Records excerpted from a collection
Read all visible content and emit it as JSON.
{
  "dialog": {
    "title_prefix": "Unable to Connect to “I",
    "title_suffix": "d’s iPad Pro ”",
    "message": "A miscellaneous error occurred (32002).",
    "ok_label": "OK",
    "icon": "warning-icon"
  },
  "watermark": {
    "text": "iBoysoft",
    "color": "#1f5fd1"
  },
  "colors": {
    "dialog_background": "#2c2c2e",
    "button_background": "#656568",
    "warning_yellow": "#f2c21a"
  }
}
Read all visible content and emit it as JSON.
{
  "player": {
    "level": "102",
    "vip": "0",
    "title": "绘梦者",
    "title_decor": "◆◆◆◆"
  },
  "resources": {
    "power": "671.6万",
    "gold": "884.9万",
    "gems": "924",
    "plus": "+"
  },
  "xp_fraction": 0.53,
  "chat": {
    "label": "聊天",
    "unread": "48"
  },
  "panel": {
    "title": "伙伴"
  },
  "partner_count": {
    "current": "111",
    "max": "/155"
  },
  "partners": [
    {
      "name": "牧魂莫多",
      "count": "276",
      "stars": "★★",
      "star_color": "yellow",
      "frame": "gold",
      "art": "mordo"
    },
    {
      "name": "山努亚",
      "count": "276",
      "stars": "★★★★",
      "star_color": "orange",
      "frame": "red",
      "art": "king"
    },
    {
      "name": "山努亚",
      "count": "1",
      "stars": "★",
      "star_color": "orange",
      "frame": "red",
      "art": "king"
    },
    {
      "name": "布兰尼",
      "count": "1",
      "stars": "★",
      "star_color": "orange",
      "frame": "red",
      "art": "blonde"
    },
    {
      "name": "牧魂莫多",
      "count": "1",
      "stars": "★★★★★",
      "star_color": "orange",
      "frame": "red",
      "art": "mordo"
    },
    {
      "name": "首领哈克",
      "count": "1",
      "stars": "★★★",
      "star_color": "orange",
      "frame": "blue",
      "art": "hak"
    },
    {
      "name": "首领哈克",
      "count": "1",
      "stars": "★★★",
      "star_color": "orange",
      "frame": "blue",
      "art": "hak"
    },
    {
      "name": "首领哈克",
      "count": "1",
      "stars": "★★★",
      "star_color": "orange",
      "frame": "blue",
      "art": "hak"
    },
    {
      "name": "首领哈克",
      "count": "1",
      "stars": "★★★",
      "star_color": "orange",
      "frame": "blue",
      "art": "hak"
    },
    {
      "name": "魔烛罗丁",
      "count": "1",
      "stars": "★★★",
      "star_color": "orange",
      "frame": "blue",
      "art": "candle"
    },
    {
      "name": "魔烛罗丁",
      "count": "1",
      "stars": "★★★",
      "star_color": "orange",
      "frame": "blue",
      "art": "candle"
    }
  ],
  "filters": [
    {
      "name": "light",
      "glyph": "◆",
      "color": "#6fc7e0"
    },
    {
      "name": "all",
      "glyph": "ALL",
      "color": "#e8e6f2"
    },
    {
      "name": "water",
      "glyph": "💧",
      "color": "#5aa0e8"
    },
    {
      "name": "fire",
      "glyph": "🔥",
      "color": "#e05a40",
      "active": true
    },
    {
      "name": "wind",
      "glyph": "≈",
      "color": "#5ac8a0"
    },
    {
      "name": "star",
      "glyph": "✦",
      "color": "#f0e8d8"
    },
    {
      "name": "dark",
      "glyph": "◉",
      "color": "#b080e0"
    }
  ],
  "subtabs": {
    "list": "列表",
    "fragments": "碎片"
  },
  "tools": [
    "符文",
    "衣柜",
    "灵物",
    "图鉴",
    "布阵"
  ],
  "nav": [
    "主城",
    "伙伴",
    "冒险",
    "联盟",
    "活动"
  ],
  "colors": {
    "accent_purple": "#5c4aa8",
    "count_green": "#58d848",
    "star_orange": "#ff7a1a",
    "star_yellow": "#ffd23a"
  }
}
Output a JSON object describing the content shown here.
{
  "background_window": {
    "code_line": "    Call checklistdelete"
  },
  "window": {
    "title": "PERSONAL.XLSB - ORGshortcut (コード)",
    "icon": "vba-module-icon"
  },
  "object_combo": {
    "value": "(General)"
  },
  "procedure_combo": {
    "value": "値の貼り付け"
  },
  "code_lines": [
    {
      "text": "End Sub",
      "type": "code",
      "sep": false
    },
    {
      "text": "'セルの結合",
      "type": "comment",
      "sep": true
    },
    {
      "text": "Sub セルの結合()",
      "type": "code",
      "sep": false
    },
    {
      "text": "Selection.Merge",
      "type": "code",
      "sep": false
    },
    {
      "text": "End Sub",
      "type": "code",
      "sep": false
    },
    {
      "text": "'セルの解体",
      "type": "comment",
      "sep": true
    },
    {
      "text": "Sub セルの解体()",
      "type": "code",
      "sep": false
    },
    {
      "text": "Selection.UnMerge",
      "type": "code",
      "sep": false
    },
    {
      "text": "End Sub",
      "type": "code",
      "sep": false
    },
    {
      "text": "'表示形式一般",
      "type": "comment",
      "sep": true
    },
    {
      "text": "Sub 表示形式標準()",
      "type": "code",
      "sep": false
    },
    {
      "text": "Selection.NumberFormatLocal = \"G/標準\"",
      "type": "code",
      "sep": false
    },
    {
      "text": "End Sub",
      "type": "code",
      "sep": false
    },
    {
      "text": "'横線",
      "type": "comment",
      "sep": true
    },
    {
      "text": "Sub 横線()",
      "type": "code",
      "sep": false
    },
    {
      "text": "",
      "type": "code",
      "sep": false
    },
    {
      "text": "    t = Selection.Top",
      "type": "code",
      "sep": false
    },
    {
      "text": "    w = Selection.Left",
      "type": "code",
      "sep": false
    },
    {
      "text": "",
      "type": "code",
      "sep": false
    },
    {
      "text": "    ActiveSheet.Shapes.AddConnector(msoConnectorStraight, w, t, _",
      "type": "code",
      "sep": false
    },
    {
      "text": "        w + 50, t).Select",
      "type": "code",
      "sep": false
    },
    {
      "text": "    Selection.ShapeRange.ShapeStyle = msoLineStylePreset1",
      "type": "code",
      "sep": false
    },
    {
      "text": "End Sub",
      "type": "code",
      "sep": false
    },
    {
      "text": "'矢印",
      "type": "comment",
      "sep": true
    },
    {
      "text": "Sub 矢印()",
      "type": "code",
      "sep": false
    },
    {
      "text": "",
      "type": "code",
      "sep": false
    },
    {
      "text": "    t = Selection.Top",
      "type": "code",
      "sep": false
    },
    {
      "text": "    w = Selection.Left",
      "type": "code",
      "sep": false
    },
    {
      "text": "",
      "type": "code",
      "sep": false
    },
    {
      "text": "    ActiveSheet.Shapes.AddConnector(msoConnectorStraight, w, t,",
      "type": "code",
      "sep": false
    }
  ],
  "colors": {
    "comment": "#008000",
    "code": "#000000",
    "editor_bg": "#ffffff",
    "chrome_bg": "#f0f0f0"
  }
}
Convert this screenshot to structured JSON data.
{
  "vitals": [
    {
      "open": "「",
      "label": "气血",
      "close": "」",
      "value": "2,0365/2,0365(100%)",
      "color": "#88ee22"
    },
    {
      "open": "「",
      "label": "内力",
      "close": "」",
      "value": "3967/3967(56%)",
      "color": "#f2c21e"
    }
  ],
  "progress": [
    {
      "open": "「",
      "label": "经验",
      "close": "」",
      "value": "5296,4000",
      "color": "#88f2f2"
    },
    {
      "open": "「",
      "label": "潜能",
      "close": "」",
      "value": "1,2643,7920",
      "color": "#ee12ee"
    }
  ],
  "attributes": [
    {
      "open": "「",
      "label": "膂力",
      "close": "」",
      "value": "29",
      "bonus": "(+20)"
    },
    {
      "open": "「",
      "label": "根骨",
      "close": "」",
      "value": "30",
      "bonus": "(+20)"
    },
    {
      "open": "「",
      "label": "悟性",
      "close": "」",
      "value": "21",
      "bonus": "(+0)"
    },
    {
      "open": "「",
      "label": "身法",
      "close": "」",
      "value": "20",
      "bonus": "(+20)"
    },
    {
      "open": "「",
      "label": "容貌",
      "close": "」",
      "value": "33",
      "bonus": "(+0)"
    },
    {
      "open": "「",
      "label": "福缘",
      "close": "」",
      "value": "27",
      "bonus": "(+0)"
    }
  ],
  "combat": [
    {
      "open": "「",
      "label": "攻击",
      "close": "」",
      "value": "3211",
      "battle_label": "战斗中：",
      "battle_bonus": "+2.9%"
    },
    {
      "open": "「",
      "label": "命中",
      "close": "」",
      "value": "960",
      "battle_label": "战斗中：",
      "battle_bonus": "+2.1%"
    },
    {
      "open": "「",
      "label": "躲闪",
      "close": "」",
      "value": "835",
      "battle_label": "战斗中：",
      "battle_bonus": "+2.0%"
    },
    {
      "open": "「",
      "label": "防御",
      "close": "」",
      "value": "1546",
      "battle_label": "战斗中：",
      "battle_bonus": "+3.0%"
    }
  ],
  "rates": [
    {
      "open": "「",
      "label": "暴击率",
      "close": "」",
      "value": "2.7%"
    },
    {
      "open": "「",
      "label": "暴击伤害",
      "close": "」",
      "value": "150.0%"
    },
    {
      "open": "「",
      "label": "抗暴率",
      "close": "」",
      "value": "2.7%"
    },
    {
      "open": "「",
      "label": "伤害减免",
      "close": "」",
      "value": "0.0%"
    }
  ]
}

• **Problem**
Copy every line of the records above that holds the word "JSON".

• **Reply to the exercise**
Read all visible content and emit it as JSON.
Read all visible content and emit it as JSON.
Output a JSON object describing the content shown here.
Convert this screenshot to structured JSON data.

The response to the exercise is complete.